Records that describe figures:
━━━━━━━━━━━━━━━━━━━━━━━━━━━━━━
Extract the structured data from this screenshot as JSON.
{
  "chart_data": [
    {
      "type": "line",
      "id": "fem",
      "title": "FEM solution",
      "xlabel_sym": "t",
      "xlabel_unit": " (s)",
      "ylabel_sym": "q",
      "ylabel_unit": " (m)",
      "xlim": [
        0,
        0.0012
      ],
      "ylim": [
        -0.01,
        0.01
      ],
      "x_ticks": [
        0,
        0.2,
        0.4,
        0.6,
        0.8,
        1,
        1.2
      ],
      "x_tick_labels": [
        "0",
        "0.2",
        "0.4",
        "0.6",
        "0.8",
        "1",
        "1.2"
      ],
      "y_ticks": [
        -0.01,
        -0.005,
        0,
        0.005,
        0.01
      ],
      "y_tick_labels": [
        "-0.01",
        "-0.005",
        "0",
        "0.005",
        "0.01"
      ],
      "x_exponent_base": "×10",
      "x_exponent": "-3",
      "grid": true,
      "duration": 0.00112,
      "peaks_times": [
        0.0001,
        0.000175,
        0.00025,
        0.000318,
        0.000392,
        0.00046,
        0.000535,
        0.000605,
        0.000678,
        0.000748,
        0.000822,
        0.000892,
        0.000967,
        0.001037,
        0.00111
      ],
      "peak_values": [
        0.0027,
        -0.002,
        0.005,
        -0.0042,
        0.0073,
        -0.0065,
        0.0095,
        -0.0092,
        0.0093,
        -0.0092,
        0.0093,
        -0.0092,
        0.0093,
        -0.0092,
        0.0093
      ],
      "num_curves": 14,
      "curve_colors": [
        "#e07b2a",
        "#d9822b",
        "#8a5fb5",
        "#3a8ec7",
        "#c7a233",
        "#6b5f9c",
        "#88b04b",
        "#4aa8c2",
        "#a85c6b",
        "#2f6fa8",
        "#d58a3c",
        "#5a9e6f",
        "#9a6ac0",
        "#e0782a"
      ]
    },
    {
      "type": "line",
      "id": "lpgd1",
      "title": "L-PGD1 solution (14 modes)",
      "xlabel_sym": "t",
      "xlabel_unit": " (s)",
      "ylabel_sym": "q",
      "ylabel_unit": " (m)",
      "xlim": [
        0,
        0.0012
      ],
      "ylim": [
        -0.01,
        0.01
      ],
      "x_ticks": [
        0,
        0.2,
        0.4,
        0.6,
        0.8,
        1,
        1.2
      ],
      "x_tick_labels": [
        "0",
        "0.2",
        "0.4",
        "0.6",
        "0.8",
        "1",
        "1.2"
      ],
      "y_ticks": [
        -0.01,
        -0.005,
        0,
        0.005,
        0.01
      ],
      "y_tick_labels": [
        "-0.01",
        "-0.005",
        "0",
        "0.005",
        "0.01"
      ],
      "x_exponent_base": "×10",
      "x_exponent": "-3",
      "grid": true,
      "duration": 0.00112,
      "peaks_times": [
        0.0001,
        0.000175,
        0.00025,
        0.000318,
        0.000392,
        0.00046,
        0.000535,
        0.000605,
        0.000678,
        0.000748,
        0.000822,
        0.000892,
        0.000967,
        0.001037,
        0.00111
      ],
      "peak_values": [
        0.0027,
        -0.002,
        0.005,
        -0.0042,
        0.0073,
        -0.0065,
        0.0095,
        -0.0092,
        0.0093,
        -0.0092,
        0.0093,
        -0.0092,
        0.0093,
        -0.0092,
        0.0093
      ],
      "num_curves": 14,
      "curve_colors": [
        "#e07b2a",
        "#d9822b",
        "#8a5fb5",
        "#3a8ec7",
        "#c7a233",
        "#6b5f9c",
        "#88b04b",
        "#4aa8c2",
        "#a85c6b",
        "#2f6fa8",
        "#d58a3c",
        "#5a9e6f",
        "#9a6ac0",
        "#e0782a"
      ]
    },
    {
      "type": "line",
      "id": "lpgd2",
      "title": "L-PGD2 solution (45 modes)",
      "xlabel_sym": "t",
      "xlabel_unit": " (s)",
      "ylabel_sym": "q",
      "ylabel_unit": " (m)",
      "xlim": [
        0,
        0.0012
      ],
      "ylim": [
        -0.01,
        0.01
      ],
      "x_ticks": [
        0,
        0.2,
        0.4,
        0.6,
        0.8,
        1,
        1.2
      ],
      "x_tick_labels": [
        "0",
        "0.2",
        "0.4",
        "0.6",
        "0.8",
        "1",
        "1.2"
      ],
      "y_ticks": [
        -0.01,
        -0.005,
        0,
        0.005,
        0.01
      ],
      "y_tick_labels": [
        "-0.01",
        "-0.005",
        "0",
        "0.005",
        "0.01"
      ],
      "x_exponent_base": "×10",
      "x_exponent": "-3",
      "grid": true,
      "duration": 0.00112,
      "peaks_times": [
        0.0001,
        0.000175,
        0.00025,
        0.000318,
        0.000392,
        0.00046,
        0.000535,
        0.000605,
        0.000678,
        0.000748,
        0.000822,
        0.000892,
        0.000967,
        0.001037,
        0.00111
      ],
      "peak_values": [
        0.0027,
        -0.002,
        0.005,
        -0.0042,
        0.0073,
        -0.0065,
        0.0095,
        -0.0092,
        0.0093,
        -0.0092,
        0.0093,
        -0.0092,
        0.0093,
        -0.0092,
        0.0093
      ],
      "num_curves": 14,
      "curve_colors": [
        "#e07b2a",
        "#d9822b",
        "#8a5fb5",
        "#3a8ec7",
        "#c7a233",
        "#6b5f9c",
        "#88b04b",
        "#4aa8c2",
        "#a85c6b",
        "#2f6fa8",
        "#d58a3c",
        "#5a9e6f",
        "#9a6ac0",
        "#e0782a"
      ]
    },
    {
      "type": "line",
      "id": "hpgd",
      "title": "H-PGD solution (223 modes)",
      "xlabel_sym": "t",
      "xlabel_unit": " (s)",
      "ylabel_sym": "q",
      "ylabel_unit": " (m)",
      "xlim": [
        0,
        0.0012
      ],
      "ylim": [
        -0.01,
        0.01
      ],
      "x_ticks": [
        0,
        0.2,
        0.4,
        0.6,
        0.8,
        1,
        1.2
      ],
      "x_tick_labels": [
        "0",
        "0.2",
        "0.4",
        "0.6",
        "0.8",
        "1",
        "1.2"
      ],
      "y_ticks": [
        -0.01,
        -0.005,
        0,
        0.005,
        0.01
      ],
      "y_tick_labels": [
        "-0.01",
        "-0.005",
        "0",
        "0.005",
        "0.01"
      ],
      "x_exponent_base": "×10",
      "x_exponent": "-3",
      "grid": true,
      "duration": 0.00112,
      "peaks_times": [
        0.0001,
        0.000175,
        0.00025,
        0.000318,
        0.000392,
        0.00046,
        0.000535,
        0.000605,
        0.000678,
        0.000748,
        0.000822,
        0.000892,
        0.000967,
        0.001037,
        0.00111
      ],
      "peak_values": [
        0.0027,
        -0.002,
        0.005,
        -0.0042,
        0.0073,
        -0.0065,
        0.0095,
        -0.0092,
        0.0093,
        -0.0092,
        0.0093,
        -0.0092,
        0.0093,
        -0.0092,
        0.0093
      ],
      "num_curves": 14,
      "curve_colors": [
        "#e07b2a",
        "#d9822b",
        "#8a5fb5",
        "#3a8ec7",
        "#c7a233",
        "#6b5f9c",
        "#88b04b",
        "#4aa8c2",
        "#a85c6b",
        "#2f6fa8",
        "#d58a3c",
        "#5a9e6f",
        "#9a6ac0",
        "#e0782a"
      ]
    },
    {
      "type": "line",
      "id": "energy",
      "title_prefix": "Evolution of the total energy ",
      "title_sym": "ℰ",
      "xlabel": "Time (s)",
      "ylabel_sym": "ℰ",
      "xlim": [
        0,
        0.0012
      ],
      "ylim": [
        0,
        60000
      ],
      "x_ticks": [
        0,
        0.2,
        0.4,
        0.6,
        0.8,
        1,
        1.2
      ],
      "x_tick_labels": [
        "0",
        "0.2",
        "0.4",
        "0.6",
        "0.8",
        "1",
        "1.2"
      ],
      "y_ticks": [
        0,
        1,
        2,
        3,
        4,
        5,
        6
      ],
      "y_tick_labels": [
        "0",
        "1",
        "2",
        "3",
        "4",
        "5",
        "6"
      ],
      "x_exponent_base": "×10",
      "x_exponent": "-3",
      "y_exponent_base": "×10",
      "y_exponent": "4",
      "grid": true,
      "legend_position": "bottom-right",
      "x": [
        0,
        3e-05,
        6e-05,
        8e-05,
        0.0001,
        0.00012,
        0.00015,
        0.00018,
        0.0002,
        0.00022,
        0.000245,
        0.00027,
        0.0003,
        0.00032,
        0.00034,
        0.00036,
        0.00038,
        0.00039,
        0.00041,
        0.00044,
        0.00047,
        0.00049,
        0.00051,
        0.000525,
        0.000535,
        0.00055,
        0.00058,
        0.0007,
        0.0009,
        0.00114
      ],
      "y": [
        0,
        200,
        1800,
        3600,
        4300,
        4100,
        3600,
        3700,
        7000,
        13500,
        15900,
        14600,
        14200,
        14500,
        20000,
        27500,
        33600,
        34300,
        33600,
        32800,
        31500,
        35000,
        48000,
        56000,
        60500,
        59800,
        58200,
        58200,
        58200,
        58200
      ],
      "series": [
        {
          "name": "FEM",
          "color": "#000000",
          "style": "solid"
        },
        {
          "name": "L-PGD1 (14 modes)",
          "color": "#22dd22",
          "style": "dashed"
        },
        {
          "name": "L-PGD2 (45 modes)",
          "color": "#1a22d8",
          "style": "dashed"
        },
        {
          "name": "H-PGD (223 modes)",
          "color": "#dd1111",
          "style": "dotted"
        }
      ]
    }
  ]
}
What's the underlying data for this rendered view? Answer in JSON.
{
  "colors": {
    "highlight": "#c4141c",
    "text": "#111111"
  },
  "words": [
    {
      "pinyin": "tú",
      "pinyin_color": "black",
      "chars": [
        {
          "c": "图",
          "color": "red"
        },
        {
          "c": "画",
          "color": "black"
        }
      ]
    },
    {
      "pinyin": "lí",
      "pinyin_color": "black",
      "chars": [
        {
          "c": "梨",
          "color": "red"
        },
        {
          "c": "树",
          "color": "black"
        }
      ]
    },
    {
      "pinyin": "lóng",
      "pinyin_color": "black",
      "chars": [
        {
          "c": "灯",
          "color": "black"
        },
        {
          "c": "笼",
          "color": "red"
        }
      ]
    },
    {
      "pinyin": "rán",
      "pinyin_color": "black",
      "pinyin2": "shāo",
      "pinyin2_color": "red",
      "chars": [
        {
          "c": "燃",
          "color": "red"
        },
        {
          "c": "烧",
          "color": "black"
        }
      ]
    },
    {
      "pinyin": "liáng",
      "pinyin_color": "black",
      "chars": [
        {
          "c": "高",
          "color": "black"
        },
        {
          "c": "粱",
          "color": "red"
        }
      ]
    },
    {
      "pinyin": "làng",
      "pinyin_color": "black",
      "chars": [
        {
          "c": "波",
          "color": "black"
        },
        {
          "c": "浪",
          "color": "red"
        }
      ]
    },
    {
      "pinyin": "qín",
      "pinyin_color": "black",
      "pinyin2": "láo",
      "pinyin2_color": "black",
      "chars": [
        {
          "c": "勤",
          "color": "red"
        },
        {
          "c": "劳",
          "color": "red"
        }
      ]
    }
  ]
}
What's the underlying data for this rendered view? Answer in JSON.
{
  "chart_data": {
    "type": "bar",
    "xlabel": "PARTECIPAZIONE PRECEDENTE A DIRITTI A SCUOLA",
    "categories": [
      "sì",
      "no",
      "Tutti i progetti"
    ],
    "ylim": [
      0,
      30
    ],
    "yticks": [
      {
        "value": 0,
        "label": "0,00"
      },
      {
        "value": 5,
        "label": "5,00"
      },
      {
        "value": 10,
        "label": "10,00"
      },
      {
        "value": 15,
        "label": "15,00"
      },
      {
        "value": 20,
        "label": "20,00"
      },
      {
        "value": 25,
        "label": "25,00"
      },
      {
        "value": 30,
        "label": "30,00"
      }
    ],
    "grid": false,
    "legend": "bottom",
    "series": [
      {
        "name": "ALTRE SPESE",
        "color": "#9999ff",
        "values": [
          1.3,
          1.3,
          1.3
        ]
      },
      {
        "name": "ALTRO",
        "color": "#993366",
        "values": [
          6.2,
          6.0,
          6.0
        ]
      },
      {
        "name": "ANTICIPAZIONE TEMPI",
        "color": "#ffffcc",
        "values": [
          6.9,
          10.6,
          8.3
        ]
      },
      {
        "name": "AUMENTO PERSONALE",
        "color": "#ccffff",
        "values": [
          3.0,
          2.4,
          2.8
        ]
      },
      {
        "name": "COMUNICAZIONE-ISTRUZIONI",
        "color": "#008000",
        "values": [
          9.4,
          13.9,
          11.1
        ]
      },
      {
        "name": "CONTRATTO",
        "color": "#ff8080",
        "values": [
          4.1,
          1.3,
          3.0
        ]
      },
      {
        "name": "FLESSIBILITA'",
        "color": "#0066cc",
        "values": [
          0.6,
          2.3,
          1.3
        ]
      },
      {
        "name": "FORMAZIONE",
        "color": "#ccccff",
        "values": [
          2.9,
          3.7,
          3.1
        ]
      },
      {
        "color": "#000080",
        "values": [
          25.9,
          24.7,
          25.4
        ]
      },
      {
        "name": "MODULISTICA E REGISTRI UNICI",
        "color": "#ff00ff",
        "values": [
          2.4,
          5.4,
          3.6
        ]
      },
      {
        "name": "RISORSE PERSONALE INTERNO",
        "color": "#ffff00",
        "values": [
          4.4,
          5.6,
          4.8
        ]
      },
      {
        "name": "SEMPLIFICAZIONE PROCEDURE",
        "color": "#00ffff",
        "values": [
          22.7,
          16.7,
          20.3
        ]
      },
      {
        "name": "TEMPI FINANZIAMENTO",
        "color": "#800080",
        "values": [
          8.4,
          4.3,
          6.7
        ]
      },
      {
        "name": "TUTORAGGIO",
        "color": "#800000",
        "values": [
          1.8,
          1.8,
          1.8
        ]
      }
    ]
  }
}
━━━━━━━━━━━━━━━━━━━━━━━━━━━━━━
Stated goal - Check each line above for the string "bottom", then copy the ones that have it.

Output for this exercise -
      "legend_position": "bottom-right",
    "legend": "bottom",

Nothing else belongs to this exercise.